_The task_:
Work out how many lines of the listing hold the string "title". Answer with that number alone.

_Available data_:

--

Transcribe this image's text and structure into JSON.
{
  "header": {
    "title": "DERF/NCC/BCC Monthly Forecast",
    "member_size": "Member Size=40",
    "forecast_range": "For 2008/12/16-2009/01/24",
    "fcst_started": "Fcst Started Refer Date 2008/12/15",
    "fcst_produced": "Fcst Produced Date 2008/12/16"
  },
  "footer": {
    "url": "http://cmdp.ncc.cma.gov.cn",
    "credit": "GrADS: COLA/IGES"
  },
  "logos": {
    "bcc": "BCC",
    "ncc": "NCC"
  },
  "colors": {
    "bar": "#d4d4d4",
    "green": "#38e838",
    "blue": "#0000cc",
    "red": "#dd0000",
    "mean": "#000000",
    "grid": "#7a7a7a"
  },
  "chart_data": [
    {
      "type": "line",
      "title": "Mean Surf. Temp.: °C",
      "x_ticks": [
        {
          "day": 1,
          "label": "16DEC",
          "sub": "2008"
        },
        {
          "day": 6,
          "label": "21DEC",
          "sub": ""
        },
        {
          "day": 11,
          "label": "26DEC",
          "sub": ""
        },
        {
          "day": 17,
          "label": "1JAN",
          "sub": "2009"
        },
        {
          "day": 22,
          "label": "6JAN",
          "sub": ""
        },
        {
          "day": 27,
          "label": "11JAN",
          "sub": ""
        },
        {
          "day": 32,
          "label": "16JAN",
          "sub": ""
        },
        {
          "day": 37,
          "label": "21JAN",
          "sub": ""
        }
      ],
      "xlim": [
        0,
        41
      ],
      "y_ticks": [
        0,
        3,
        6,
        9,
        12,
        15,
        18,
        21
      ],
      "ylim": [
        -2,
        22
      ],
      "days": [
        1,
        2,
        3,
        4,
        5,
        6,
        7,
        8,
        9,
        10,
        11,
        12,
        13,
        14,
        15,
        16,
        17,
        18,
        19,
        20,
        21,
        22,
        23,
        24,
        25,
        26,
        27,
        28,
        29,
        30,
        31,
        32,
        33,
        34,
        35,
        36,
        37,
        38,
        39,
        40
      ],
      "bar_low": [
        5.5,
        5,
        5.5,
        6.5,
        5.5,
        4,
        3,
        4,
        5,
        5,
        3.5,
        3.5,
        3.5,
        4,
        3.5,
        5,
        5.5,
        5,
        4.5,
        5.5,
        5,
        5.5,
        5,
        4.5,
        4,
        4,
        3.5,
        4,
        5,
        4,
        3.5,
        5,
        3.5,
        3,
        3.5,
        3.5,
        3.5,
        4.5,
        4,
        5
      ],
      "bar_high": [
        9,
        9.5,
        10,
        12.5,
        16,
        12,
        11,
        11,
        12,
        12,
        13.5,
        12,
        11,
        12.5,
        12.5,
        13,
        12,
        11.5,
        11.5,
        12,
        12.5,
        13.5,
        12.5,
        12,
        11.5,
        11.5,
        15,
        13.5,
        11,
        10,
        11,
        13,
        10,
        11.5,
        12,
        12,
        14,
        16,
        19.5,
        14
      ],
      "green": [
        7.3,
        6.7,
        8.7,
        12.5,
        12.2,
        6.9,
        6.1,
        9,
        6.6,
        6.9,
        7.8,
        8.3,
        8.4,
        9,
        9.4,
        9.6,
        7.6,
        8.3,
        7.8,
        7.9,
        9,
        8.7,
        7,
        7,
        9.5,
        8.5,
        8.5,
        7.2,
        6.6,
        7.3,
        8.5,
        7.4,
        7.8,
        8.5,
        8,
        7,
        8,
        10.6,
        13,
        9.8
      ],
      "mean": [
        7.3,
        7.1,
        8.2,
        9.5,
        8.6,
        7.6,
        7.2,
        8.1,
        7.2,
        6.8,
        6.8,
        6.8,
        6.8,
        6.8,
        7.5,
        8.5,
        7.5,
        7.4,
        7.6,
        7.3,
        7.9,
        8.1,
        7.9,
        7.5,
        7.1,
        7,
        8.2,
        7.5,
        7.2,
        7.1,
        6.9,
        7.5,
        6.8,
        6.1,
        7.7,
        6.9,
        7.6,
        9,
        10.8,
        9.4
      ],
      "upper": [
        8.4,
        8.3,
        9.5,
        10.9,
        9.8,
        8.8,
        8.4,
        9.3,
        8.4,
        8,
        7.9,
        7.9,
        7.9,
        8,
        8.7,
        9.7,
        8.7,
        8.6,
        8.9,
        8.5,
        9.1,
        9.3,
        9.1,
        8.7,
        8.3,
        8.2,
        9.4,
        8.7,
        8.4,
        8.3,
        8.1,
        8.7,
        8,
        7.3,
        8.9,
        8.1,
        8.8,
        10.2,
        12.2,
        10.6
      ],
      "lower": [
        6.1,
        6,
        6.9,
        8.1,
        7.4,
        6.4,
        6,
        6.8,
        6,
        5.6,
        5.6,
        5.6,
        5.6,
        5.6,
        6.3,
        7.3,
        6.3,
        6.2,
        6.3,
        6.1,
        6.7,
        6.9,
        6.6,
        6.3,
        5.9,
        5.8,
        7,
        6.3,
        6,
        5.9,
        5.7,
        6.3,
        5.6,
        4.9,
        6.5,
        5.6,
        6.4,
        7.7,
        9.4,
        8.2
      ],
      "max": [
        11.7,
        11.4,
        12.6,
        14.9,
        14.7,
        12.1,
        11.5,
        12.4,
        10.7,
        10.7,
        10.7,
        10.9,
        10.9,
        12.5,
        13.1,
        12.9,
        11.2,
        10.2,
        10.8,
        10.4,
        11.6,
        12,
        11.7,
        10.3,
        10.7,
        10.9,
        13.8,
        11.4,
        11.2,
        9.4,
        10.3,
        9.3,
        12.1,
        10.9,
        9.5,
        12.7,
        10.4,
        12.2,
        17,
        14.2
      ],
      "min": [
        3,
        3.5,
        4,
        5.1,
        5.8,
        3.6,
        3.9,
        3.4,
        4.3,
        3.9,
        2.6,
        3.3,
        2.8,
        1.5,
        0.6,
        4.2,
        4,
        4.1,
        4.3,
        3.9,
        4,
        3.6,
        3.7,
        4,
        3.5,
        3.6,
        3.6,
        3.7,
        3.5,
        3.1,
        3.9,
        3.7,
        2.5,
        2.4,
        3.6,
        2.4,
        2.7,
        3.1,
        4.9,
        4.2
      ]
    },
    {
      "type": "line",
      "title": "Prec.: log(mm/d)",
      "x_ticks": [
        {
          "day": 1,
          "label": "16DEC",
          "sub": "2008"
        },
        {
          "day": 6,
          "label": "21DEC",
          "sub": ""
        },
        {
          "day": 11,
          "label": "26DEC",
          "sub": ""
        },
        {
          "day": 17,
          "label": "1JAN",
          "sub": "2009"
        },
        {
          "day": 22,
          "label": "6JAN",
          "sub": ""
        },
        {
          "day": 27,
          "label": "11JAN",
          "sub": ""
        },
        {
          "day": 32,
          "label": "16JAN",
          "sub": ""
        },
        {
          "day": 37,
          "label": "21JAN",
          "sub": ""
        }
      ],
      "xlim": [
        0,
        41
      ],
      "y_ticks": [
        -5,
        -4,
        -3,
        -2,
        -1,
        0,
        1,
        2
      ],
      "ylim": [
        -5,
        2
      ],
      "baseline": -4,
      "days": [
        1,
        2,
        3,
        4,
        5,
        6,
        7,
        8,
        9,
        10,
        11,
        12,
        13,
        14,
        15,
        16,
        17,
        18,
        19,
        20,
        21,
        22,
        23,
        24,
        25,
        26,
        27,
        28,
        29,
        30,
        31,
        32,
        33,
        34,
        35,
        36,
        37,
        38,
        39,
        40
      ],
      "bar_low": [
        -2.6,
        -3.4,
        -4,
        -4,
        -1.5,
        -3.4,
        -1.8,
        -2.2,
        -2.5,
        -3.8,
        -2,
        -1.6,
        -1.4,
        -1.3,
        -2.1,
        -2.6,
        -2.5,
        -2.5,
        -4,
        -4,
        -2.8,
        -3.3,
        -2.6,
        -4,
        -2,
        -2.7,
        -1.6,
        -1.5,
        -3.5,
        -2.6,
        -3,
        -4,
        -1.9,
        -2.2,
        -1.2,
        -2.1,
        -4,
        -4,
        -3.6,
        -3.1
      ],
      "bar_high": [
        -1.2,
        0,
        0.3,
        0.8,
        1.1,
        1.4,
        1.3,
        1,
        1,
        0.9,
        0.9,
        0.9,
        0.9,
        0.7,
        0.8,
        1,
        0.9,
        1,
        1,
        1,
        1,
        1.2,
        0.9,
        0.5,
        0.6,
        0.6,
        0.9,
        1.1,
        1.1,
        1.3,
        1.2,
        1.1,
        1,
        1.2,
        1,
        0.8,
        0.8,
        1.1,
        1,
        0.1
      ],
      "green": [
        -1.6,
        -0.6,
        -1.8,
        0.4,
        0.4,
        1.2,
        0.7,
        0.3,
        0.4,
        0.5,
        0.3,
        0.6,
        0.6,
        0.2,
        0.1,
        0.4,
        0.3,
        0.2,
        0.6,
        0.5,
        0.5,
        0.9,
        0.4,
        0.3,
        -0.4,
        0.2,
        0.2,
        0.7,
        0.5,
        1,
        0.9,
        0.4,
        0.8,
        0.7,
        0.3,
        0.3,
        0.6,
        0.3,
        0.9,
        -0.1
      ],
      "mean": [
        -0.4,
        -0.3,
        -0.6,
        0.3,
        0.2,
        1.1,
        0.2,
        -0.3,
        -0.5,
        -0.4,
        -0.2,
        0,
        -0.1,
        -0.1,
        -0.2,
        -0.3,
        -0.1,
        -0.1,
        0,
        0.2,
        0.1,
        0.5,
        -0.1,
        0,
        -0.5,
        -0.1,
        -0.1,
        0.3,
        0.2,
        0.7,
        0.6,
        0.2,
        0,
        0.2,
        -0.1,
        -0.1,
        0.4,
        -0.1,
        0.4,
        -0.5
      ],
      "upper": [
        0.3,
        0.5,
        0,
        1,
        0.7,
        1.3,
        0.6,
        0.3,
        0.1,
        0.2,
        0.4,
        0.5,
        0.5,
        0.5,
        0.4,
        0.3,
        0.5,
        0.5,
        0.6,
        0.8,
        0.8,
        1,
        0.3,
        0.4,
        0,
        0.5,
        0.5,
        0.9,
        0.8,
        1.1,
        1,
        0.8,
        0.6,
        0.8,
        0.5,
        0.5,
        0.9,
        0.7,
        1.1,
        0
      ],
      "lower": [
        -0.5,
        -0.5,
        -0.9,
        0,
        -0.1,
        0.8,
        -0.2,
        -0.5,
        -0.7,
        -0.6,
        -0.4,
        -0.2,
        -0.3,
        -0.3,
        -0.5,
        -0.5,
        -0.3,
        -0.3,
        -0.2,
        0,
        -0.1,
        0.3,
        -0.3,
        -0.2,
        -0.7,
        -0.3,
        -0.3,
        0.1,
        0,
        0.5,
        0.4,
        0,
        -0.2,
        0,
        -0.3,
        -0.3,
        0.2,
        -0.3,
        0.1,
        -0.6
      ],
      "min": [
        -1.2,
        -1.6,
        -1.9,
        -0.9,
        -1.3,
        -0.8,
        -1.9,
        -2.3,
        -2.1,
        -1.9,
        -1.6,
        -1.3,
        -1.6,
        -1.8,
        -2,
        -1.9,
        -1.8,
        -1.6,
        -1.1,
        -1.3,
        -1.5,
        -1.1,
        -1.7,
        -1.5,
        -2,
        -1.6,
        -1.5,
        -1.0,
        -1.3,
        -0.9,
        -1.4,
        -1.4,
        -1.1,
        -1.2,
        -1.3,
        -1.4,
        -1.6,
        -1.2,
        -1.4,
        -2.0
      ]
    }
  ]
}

--

_Written solution_:
3